__Exercise__
Extract every line of the material that holds the string "Black".

__Data listing__
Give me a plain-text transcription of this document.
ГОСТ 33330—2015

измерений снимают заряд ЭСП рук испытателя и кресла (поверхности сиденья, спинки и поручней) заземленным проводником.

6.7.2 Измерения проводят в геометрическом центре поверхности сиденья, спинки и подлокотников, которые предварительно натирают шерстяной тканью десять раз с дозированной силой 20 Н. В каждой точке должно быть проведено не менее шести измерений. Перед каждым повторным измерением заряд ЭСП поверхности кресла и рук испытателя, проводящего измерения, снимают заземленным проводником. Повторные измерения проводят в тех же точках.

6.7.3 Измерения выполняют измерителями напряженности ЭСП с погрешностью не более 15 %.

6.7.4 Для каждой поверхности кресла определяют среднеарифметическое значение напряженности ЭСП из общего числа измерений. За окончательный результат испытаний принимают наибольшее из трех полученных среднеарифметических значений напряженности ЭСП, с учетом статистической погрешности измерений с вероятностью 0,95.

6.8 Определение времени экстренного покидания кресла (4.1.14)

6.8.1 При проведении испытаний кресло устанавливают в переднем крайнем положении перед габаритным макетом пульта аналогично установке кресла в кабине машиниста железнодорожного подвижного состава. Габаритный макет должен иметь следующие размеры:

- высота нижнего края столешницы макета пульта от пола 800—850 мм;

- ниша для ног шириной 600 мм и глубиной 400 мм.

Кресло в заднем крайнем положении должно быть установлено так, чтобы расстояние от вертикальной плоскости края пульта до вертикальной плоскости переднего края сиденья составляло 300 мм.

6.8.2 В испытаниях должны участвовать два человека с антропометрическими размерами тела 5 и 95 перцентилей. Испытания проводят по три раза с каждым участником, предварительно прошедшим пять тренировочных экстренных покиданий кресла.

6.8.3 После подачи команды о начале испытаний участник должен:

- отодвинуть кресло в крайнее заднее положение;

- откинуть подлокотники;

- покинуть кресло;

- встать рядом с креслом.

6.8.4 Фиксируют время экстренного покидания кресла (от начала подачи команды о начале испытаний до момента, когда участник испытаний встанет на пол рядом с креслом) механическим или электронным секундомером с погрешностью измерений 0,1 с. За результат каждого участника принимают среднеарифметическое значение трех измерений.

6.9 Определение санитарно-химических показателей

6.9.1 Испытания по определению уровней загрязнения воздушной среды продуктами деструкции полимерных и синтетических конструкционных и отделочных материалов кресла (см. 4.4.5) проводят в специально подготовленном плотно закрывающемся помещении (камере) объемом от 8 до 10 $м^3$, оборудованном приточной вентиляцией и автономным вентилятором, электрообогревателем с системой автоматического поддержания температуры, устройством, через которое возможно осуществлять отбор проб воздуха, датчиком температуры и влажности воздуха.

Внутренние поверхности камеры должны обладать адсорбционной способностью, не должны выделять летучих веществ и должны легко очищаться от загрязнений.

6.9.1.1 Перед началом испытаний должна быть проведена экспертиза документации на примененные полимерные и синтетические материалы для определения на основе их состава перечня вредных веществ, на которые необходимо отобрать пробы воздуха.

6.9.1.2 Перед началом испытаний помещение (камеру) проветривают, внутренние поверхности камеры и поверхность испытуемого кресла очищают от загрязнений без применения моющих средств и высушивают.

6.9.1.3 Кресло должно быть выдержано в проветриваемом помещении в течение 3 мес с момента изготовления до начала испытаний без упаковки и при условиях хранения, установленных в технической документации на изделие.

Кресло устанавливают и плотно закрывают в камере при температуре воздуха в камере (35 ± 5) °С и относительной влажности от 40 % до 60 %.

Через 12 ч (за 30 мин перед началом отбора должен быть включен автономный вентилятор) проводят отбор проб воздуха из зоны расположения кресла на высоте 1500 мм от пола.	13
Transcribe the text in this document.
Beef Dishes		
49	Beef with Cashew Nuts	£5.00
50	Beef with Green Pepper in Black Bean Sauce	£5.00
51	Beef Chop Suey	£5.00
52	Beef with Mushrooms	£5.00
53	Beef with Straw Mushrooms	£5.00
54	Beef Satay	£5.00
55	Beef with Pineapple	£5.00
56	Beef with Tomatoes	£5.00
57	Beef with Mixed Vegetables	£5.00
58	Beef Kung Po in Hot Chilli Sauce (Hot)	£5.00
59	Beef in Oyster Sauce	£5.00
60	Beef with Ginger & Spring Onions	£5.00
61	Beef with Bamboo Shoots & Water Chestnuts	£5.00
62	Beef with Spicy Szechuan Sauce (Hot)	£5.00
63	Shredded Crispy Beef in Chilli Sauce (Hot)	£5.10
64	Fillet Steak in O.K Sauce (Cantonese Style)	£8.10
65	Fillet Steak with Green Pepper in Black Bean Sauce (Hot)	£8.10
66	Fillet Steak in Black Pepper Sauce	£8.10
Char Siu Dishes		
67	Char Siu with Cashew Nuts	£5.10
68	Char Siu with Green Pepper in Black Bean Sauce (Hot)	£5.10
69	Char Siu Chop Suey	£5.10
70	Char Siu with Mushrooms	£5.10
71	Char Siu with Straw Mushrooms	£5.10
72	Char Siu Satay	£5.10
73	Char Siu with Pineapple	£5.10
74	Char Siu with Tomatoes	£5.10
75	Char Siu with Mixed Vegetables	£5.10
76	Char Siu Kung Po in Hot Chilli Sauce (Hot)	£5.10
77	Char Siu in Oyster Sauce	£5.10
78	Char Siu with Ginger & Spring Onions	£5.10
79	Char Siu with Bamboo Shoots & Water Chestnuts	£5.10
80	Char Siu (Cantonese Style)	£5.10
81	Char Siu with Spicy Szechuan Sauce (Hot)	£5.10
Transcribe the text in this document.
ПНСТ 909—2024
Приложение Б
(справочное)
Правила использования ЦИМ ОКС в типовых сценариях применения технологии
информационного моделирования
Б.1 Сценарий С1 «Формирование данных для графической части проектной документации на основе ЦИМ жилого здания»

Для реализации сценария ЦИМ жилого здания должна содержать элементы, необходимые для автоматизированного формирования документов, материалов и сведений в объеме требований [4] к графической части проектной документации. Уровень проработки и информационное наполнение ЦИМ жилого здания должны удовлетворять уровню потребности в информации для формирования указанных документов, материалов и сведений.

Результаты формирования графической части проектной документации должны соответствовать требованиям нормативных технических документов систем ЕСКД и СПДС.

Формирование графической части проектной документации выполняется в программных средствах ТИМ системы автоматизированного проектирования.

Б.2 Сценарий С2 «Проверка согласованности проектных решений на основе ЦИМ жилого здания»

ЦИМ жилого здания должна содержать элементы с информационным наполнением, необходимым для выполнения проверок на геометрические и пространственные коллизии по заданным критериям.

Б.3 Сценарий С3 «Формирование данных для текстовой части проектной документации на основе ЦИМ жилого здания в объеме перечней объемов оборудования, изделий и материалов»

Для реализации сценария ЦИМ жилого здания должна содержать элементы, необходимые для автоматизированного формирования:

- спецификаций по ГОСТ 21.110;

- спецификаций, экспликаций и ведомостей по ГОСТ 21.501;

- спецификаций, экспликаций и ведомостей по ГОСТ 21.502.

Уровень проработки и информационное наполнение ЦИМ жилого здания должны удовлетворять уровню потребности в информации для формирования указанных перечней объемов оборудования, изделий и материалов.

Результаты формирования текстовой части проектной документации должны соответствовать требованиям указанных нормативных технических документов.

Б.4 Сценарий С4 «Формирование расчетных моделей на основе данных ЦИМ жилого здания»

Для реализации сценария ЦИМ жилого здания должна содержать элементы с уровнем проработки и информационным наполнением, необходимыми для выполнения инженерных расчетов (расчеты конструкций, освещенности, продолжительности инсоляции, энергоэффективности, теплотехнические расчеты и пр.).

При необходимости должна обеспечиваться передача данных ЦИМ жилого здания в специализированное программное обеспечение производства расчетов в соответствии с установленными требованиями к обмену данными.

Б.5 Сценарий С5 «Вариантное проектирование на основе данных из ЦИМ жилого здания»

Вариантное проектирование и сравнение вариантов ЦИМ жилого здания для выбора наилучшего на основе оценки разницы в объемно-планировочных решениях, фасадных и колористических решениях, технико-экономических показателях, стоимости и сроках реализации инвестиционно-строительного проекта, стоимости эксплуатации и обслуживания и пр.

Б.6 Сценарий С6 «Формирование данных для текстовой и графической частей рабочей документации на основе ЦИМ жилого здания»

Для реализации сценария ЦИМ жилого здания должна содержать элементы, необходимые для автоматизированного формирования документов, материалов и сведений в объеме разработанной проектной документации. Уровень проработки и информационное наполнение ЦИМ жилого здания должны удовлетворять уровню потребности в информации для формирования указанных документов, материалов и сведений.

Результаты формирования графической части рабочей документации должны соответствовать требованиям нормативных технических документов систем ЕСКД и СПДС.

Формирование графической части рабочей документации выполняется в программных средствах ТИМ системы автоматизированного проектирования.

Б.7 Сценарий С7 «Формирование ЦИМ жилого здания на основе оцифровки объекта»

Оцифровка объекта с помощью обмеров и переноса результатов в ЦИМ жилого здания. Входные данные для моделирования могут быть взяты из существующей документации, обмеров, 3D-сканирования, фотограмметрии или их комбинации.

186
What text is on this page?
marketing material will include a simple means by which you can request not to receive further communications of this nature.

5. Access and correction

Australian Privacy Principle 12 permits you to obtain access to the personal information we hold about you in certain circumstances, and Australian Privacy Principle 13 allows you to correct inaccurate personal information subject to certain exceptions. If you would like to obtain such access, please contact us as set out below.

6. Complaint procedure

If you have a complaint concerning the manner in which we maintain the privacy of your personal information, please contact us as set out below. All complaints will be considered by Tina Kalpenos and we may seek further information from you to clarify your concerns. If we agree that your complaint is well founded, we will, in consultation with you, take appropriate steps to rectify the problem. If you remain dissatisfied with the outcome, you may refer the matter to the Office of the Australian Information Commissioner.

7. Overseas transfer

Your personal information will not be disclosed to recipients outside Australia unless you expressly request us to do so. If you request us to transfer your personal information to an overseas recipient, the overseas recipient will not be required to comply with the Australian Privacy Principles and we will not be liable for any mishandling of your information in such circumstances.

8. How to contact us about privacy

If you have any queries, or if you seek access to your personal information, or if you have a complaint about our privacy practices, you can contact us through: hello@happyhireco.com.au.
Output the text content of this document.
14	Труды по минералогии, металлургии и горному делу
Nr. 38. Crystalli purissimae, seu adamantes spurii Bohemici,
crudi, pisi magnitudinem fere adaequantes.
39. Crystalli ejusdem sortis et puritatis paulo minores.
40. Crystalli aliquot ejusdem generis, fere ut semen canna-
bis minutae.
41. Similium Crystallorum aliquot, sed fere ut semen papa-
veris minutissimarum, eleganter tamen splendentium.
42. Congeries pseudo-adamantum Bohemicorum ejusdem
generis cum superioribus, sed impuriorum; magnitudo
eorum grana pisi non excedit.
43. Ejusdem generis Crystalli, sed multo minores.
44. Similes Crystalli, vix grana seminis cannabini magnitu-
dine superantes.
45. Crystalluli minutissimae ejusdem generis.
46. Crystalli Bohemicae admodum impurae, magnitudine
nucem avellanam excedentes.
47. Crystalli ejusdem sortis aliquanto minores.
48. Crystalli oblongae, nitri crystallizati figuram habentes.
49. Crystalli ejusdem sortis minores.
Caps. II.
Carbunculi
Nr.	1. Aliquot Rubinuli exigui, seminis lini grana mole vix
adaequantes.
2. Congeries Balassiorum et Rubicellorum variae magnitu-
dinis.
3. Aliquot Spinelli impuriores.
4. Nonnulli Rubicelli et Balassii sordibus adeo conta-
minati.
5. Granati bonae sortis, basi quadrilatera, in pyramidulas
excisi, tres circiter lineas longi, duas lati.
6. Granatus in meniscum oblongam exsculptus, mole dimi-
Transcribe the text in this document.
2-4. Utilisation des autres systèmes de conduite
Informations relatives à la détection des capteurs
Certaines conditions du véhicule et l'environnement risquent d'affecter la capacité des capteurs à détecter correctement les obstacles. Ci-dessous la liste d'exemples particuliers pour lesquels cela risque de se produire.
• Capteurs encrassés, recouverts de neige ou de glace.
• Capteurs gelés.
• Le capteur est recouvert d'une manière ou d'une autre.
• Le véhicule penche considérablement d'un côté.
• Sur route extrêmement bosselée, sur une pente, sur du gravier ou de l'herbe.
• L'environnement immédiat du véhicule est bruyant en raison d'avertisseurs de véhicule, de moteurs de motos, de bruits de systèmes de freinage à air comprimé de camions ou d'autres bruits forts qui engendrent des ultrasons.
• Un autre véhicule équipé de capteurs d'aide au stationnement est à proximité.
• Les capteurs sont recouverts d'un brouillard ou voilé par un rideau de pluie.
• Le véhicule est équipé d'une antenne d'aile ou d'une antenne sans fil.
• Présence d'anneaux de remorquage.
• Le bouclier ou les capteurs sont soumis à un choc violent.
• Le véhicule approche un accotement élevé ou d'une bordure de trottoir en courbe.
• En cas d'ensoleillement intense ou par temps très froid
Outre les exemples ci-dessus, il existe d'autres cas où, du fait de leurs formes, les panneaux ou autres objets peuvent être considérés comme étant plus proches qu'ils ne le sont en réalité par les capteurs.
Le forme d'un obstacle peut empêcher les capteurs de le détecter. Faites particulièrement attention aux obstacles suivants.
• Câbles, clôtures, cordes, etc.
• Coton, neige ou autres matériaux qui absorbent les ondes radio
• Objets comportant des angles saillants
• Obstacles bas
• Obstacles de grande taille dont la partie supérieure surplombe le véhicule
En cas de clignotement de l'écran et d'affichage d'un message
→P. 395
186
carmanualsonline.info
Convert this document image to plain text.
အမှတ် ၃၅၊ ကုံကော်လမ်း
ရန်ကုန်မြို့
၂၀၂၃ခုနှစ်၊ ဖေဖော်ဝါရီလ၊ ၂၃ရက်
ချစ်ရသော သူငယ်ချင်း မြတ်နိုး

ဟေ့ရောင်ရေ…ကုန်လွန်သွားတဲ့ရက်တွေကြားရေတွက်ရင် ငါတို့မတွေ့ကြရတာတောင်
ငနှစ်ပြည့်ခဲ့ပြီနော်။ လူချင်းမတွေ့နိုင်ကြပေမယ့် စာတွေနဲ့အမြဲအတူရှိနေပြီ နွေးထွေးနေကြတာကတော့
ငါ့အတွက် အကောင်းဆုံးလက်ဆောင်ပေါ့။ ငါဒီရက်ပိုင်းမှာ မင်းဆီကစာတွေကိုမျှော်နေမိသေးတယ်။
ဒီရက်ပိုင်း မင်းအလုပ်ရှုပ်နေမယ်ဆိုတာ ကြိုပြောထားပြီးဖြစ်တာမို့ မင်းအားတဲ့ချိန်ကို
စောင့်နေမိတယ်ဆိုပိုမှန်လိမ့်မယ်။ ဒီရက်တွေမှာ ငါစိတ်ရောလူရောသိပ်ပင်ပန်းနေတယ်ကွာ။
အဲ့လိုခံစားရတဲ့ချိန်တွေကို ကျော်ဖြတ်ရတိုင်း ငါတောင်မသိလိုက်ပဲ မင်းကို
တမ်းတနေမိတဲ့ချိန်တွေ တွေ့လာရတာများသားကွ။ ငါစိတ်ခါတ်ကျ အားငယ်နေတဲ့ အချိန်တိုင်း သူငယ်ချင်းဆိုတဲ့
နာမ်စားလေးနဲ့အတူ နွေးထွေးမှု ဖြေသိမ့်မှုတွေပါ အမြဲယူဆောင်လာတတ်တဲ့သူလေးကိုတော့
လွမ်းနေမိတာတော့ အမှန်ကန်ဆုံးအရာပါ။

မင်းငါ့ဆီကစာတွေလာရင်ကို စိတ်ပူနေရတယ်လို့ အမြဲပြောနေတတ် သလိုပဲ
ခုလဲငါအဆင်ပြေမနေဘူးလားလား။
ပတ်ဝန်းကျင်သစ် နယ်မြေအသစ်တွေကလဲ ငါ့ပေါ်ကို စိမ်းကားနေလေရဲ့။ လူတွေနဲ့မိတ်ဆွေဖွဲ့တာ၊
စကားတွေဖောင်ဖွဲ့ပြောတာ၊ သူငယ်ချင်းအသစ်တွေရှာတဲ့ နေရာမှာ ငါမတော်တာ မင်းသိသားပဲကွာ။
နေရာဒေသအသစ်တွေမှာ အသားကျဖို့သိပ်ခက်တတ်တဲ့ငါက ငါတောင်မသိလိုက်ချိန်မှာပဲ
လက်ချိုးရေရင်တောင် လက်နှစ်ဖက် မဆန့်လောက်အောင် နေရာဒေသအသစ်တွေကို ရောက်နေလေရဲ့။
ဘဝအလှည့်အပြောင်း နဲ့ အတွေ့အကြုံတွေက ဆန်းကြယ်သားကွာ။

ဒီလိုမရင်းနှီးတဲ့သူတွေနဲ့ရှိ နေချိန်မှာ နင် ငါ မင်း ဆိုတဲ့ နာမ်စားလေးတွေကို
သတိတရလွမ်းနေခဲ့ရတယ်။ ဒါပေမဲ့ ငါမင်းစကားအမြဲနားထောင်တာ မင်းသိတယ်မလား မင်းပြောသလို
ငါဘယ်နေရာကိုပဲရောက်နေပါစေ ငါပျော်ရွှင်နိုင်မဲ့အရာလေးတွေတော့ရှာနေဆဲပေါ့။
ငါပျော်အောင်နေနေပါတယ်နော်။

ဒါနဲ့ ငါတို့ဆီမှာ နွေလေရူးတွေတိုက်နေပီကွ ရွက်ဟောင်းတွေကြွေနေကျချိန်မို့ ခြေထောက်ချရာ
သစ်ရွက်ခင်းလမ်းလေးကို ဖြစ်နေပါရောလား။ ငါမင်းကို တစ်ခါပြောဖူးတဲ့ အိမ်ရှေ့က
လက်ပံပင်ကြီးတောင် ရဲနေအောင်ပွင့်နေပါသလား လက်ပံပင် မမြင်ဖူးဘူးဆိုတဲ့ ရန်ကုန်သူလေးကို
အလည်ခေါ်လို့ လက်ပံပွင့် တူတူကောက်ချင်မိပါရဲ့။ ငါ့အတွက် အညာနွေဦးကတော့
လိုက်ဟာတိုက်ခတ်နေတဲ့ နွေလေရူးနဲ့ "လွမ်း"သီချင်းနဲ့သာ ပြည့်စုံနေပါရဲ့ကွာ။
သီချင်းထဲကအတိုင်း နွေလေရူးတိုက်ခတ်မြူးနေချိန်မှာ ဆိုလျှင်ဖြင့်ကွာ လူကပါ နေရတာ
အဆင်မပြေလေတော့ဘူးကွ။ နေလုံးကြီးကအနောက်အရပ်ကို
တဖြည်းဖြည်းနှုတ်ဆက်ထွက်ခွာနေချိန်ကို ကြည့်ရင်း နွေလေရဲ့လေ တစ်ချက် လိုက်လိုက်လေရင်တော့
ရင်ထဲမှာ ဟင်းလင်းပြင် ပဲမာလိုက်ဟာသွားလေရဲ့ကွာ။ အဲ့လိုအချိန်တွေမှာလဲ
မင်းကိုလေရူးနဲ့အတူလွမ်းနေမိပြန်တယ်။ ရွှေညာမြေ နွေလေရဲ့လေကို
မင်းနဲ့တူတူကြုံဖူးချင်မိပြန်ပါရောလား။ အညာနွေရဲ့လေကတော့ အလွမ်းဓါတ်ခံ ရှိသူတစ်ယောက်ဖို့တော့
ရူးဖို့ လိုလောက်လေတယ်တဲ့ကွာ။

__Result__
50	Beef with Green Pepper in Black Bean Sauce	£5.00
65	Fillet Steak with Green Pepper in Black Bean Sauce (Hot)	£8.10
66	Fillet Steak in Black Pepper Sauce	£8.10
68	Char Siu with Green Pepper in Black Bean Sauce (Hot)	£5.10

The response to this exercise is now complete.